Exercise description
Find the number of lines below in which the word "HOPE" appears, and write that number only.
*** Records to use
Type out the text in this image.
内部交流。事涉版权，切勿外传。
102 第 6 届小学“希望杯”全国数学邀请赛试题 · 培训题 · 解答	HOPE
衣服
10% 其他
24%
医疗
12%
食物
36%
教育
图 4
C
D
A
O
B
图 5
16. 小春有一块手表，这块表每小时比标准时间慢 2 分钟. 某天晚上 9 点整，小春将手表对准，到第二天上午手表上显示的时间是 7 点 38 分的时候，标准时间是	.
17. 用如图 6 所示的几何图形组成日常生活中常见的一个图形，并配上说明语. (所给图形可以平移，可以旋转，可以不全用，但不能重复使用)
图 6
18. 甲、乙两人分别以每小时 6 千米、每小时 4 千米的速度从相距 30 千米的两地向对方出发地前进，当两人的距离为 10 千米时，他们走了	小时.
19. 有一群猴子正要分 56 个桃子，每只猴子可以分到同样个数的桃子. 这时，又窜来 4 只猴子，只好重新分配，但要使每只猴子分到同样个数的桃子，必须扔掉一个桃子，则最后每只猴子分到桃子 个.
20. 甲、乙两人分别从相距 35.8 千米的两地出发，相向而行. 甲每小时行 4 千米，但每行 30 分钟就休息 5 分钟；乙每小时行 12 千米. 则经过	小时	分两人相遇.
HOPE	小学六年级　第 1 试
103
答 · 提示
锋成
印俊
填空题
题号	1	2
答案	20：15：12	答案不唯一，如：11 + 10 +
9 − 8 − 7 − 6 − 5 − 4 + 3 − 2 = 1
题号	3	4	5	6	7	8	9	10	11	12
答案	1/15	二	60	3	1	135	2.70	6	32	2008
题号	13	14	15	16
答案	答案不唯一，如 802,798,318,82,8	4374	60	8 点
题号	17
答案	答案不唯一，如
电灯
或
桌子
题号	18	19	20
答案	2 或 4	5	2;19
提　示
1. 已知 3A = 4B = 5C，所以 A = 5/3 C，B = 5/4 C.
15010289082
******
Response to this task
2